▸ Aim of the task: Every line with the string "сокращать" should be gathered.

[Data records start]

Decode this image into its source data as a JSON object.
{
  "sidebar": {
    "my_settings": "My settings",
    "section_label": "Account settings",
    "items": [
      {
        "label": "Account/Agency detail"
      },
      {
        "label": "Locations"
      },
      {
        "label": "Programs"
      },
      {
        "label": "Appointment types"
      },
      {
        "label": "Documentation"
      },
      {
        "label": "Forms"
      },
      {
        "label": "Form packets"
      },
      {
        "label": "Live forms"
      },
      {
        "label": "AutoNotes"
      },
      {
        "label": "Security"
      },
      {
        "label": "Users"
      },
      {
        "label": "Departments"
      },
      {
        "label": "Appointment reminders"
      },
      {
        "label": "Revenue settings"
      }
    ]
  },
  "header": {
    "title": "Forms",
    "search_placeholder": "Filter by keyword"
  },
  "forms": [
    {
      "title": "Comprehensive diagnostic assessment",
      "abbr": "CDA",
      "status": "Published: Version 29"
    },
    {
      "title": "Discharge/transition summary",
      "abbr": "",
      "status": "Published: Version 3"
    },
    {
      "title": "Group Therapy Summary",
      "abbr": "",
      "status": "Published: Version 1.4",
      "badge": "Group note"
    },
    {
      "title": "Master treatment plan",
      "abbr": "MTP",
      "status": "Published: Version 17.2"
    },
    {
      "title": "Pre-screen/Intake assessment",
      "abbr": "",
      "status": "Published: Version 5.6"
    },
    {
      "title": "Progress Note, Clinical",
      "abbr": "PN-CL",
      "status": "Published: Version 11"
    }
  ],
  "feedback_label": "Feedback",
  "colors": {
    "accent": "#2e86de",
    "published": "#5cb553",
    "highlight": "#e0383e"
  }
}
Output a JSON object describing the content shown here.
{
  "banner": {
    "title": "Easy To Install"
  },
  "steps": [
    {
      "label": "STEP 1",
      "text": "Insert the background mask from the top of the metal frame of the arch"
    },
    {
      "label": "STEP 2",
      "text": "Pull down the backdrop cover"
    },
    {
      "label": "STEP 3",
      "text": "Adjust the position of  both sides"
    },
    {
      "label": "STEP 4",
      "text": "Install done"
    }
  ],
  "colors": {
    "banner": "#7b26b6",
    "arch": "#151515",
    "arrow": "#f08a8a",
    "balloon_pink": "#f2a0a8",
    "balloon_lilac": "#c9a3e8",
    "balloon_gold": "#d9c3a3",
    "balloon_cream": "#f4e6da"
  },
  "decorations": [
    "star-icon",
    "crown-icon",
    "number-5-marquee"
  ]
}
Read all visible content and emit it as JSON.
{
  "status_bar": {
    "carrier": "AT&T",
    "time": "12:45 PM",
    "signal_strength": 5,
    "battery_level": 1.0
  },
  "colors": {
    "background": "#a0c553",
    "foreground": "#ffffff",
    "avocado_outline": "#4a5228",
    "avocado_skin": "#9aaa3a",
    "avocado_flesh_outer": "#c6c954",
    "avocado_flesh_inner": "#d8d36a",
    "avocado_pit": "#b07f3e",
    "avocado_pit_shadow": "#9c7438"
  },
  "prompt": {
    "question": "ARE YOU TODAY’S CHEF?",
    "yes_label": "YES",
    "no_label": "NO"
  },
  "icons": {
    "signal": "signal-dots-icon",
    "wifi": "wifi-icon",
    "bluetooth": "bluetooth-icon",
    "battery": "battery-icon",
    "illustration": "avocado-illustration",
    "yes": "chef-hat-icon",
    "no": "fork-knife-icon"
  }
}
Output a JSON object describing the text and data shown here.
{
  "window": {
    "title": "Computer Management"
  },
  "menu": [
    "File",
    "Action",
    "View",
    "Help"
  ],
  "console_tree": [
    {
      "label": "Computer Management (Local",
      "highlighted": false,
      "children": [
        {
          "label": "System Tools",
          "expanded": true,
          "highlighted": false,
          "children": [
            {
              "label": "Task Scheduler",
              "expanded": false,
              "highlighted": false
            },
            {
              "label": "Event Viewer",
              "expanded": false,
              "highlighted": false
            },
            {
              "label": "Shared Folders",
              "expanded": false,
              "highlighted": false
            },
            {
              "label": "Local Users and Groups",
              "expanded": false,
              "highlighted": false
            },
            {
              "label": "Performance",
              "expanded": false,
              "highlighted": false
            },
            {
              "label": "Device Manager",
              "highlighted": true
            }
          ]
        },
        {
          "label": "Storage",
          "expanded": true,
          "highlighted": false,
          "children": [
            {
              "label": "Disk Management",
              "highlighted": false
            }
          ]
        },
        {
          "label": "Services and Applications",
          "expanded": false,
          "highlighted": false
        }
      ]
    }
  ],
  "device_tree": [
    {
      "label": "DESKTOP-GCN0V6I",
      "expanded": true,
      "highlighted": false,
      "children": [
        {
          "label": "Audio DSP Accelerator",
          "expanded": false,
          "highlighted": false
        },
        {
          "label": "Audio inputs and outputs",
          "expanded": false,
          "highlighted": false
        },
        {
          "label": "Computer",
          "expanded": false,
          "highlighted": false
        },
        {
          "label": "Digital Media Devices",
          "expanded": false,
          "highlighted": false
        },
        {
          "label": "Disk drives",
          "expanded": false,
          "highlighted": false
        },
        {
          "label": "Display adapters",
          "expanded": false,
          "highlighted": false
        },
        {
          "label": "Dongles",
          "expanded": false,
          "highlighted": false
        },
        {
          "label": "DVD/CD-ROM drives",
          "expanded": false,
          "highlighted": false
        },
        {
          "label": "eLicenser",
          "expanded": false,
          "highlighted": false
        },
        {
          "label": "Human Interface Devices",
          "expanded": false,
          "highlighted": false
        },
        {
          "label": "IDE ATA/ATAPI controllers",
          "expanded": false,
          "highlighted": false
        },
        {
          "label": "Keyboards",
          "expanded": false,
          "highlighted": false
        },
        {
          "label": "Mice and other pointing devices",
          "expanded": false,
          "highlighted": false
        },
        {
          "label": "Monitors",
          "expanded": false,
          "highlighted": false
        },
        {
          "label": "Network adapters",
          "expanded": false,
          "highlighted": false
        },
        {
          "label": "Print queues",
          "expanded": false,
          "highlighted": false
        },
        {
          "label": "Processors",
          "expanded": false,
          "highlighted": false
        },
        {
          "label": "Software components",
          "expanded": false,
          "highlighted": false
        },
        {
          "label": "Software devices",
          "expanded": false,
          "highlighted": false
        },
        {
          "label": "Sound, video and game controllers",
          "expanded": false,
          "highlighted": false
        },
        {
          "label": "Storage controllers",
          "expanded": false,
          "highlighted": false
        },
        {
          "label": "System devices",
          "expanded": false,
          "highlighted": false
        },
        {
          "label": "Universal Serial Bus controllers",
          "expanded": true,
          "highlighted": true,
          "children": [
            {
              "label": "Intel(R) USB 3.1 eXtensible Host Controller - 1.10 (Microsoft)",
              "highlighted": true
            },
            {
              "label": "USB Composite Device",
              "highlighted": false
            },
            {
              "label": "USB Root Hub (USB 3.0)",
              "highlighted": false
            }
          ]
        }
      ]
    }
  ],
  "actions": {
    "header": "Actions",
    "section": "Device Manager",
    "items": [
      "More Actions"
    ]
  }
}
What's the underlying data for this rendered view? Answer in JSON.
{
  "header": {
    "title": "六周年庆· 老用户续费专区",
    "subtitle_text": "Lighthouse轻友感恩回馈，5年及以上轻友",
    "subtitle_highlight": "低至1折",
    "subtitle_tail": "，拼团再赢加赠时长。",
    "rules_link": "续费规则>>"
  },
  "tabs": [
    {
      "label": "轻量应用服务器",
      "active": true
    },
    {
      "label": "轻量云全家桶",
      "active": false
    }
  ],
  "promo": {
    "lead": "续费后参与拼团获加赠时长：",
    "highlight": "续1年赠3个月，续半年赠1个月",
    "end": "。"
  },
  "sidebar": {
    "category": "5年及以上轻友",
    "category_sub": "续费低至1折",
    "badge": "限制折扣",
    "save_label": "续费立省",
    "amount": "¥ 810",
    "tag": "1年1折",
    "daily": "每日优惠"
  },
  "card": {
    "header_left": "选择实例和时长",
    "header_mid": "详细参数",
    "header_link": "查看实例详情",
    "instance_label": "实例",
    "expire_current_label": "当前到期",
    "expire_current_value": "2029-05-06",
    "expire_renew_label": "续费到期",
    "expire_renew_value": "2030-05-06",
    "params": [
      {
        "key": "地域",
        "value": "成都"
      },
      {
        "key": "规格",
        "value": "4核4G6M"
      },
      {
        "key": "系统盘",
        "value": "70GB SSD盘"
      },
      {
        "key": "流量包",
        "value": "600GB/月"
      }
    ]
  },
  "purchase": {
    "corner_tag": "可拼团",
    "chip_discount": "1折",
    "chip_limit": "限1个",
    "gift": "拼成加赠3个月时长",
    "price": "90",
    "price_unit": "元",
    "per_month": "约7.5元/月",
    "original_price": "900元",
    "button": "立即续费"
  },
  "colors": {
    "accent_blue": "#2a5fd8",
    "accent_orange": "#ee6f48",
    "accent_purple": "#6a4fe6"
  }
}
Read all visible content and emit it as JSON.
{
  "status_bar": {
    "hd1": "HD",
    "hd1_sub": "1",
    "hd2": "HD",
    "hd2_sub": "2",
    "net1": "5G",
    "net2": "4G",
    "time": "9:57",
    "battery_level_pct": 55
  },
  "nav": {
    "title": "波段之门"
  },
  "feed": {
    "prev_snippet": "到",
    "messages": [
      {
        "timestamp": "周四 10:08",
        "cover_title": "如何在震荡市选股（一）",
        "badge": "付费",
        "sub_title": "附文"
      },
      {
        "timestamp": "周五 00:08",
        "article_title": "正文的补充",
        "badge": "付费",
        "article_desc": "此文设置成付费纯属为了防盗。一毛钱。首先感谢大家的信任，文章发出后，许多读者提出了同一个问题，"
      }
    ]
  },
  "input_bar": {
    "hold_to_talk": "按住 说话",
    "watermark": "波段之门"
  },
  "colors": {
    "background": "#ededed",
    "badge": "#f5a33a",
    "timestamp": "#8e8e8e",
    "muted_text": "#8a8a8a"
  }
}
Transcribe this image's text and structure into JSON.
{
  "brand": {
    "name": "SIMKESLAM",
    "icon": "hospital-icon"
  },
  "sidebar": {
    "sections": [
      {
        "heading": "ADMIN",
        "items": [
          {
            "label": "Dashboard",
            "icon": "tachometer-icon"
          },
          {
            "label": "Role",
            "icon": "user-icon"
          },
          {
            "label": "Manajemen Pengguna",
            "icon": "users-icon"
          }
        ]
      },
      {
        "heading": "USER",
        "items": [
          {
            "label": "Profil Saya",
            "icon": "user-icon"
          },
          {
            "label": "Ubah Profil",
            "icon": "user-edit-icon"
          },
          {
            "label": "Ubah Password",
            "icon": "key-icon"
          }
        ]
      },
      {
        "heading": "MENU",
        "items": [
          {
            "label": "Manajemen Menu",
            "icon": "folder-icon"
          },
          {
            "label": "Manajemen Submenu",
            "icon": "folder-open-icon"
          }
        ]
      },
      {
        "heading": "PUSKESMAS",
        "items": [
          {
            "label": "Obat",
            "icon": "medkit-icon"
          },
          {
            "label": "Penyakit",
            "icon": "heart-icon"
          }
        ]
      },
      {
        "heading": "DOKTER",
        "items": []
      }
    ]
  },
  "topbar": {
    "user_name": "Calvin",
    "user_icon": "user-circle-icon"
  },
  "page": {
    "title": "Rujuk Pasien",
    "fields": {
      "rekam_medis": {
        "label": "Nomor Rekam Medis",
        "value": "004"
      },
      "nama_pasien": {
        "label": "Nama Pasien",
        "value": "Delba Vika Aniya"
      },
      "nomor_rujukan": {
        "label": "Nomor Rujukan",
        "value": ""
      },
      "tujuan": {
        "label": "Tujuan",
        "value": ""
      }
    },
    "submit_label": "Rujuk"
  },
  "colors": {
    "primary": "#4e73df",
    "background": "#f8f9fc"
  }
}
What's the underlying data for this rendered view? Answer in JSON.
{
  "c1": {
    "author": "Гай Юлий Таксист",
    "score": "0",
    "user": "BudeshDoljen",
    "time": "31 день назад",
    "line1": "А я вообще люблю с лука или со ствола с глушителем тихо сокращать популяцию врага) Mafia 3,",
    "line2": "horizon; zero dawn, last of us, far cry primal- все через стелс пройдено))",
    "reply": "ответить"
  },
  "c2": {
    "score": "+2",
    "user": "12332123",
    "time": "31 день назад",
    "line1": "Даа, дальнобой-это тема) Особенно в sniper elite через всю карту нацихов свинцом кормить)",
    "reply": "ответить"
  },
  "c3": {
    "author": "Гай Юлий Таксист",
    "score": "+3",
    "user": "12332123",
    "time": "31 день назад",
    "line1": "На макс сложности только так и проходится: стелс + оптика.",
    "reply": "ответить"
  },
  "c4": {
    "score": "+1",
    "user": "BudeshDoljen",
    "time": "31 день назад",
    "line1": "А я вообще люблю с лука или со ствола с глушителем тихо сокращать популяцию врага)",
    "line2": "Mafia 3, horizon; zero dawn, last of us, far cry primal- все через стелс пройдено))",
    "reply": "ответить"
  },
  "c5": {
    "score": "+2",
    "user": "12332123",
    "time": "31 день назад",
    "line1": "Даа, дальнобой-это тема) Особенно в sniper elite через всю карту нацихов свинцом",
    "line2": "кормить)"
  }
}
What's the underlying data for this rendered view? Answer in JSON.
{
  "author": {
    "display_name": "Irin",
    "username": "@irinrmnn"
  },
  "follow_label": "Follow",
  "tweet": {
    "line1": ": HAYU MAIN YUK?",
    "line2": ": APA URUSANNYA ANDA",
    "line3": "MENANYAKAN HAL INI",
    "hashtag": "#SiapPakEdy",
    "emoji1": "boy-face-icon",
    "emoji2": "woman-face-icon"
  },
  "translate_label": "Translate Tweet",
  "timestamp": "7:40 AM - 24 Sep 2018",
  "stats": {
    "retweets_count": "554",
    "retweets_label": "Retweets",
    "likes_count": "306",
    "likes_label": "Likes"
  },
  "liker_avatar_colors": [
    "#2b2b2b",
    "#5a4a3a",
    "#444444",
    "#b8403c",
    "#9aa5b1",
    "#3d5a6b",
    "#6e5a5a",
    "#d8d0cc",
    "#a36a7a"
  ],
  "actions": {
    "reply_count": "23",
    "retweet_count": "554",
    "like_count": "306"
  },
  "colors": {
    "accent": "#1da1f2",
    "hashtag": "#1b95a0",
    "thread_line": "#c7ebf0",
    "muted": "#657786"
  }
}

[Data records end]

▸ Reply to the exercise:
    "line1": "А я вообще люблю с лука или со ствола с глушителем тихо сокращать популяцию врага) Mafia 3,",
    "line1": "А я вообще люблю с лука или со ствола с глушителем тихо сокращать популяцию врага)",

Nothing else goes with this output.